— begin MATERIAL TO PROCESS —

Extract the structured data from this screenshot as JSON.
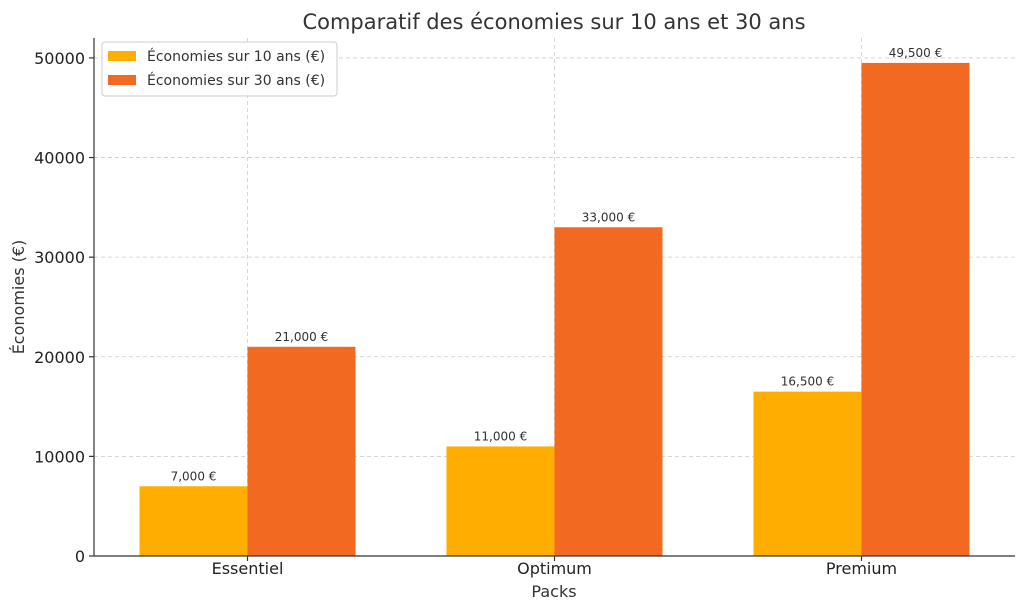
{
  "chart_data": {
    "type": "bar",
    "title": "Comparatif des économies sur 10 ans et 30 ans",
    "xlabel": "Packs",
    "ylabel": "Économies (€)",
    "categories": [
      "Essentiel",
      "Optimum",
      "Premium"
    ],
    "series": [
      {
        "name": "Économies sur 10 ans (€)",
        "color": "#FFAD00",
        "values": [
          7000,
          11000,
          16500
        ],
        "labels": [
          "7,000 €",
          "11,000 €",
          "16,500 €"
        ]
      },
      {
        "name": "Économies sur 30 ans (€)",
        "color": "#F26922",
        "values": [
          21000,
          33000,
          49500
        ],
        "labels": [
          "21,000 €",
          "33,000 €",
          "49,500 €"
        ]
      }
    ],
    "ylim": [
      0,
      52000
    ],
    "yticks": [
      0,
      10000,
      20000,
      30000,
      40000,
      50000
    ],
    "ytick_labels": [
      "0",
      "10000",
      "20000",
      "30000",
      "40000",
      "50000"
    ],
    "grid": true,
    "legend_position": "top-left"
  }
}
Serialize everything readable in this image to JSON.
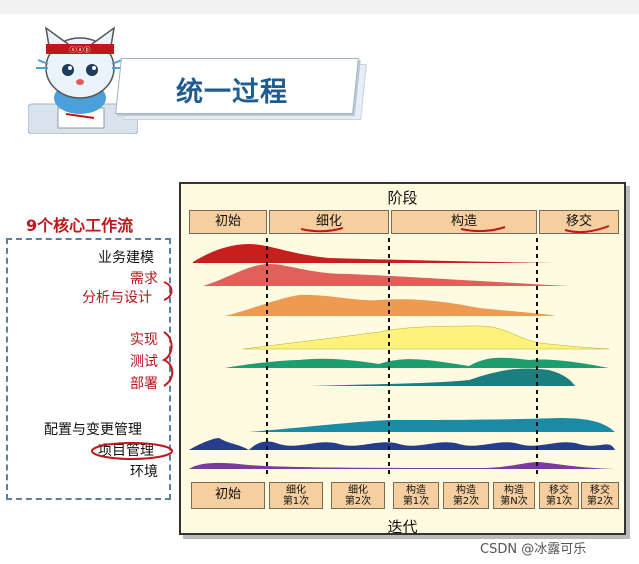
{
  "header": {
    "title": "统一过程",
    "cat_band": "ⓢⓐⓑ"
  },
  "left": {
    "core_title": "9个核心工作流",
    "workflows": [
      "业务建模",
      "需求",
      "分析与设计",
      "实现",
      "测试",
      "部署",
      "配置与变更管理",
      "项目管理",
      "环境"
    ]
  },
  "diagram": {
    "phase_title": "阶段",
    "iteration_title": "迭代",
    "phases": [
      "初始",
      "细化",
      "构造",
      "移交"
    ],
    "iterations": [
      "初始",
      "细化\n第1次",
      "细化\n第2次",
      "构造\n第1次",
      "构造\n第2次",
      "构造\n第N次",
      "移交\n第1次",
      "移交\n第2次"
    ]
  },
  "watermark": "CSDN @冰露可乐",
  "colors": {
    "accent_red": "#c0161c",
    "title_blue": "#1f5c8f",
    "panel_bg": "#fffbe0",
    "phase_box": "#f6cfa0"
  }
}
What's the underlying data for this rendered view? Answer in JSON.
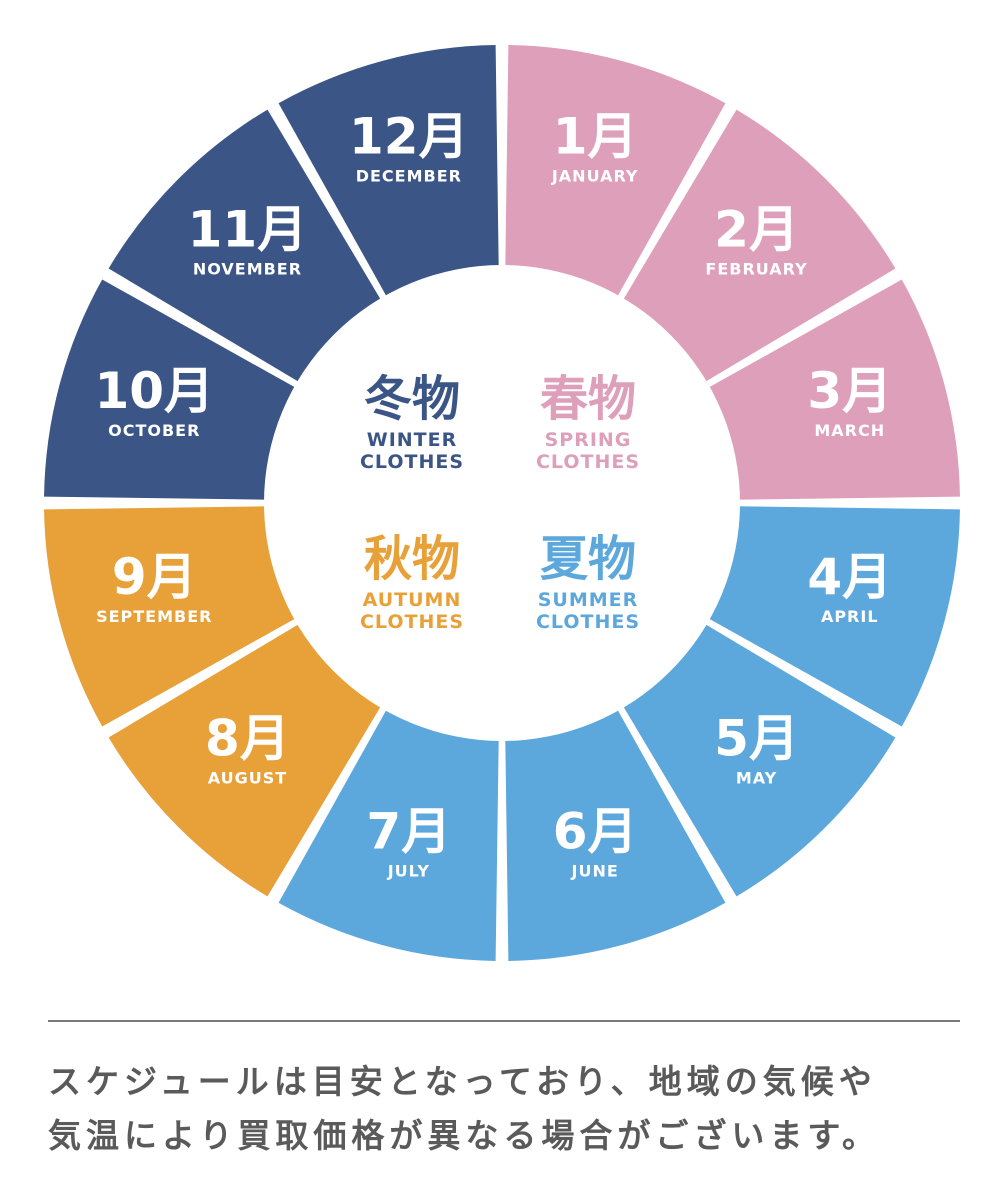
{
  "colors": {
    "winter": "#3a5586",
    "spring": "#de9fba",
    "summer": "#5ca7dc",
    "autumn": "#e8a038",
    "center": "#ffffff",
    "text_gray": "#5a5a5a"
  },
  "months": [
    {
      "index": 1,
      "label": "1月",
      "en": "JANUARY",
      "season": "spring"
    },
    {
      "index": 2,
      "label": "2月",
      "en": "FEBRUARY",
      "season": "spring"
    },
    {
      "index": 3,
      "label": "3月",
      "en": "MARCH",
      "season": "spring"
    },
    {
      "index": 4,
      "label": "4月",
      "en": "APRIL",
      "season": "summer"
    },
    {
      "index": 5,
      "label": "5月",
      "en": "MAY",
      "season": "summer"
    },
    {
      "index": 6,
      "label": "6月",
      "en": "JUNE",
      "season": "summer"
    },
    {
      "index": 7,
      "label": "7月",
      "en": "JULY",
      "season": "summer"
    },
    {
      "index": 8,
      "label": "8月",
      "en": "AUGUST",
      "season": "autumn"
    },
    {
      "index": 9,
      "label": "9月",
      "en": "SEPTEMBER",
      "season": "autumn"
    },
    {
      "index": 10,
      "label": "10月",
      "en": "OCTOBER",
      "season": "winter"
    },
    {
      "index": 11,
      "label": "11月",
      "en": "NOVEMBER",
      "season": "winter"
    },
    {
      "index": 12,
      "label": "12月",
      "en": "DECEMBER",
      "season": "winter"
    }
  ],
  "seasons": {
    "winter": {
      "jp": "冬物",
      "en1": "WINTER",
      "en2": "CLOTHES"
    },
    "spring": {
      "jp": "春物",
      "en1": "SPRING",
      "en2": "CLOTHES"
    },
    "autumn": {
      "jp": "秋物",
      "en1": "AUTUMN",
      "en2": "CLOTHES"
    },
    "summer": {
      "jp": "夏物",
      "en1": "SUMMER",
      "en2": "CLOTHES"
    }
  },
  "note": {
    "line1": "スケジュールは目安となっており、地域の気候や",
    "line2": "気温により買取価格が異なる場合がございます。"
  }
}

— end MATERIAL TO PROCESS —

Count every line in the entries above where the word "this" appears; respond with the number alone.

*THE REPLY:*
3